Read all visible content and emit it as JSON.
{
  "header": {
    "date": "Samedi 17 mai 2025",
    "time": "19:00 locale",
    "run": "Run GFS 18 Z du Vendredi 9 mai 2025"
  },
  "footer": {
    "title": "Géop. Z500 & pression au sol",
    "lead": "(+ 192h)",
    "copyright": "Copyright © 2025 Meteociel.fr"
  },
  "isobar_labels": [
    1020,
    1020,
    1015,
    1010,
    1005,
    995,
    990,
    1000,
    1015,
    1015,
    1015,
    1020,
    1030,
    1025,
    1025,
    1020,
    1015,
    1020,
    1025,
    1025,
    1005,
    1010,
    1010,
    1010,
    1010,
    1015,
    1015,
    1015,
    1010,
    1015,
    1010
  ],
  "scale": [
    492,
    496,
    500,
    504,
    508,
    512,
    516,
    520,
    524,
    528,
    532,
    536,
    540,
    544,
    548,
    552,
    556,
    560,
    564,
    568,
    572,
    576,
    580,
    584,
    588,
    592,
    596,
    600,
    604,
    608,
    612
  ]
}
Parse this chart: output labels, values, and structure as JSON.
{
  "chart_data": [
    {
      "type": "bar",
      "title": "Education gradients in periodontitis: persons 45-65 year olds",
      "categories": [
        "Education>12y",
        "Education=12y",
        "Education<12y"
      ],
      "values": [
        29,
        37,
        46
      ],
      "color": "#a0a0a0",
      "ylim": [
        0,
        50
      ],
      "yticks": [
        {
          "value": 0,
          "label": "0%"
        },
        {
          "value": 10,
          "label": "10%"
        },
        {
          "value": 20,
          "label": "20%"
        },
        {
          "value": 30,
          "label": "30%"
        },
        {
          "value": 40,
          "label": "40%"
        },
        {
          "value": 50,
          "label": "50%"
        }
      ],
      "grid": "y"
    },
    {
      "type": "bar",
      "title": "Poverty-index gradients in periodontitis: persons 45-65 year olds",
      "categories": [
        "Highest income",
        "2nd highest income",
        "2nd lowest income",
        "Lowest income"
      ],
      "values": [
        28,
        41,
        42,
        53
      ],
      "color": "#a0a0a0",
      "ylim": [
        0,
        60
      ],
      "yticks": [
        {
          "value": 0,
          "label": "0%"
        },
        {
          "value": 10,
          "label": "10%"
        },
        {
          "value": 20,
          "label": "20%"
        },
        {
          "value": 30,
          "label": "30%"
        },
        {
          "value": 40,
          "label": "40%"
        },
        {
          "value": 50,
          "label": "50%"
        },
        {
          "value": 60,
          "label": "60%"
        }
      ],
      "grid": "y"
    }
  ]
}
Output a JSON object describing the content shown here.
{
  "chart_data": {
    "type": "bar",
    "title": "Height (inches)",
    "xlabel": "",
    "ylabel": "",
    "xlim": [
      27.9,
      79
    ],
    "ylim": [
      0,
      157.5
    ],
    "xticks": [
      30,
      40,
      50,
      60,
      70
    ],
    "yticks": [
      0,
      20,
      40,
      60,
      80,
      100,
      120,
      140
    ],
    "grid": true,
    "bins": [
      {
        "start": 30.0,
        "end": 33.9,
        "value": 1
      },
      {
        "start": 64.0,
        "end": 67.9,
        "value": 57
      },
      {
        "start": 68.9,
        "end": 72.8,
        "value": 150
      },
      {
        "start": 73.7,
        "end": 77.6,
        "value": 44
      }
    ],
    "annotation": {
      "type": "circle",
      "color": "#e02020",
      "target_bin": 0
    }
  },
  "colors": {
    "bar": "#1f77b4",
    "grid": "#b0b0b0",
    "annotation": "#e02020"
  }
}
_ _ _ _ _
▶ Challenge
Give all the entries again exactly; leave none out.

▶ Result
Read all visible content and emit it as JSON.
{
  "header": {
    "date": "Samedi 17 mai 2025",
    "time": "19:00 locale",
    "run": "Run GFS 18 Z du Vendredi 9 mai 2025"
  },
  "footer": {
    "title": "Géop. Z500 & pression au sol",
    "lead": "(+ 192h)",
    "copyright": "Copyright © 2025 Meteociel.fr"
  },
  "isobar_labels": [
    1020,
    1020,
    1015,
    1010,
    1005,
    995,
    990,
    1000,
    1015,
    1015,
    1015,
    1020,
    1030,
    1025,
    1025,
    1020,
    1015,
    1020,
    1025,
    1025,
    1005,
    1010,
    1010,
    1010,
    1010,
    1015,
    1015,
    1015,
    1010,
    1015,
    1010
  ],
  "scale": [
    492,
    496,
    500,
    504,
    508,
    512,
    516,
    520,
    524,
    528,
    532,
    536,
    540,
    544,
    548,
    552,
    556,
    560,
    564,
    568,
    572,
    576,
    580,
    584,
    588,
    592,
    596,
    600,
    604,
    608,
    612
  ]
}
Parse this chart: output labels, values, and structure as JSON.
{
  "chart_data": [
    {
      "type": "bar",
      "title": "Education gradients in periodontitis: persons 45-65 year olds",
      "categories": [
        "Education>12y",
        "Education=12y",
        "Education<12y"
      ],
      "values": [
        29,
        37,
        46
      ],
      "color": "#a0a0a0",
      "ylim": [
        0,
        50
      ],
      "yticks": [
        {
          "value": 0,
          "label": "0%"
        },
        {
          "value": 10,
          "label": "10%"
        },
        {
          "value": 20,
          "label": "20%"
        },
        {
          "value": 30,
          "label": "30%"
        },
        {
          "value": 40,
          "label": "40%"
        },
        {
          "value": 50,
          "label": "50%"
        }
      ],
      "grid": "y"
    },
    {
      "type": "bar",
      "title": "Poverty-index gradients in periodontitis: persons 45-65 year olds",
      "categories": [
        "Highest income",
        "2nd highest income",
        "2nd lowest income",
        "Lowest income"
      ],
      "values": [
        28,
        41,
        42,
        53
      ],
      "color": "#a0a0a0",
      "ylim": [
        0,
        60
      ],
      "yticks": [
        {
          "value": 0,
          "label": "0%"
        },
        {
          "value": 10,
          "label": "10%"
        },
        {
          "value": 20,
          "label": "20%"
        },
        {
          "value": 30,
          "label": "30%"
        },
        {
          "value": 40,
          "label": "40%"
        },
        {
          "value": 50,
          "label": "50%"
        },
        {
          "value": 60,
          "label": "60%"
        }
      ],
      "grid": "y"
    }
  ]
}
Output a JSON object describing the content shown here.
{
  "chart_data": {
    "type": "bar",
    "title": "Height (inches)",
    "xlabel": "",
    "ylabel": "",
    "xlim": [
      27.9,
      79
    ],
    "ylim": [
      0,
      157.5
    ],
    "xticks": [
      30,
      40,
      50,
      60,
      70
    ],
    "yticks": [
      0,
      20,
      40,
      60,
      80,
      100,
      120,
      140
    ],
    "grid": true,
    "bins": [
      {
        "start": 30.0,
        "end": 33.9,
        "value": 1
      },
      {
        "start": 64.0,
        "end": 67.9,
        "value": 57
      },
      {
        "start": 68.9,
        "end": 72.8,
        "value": 150
      },
      {
        "start": 73.7,
        "end": 77.6,
        "value": 44
      }
    ],
    "annotation": {
      "type": "circle",
      "color": "#e02020",
      "target_bin": 0
    }
  },
  "colors": {
    "bar": "#1f77b4",
    "grid": "#b0b0b0",
    "annotation": "#e02020"
  }
}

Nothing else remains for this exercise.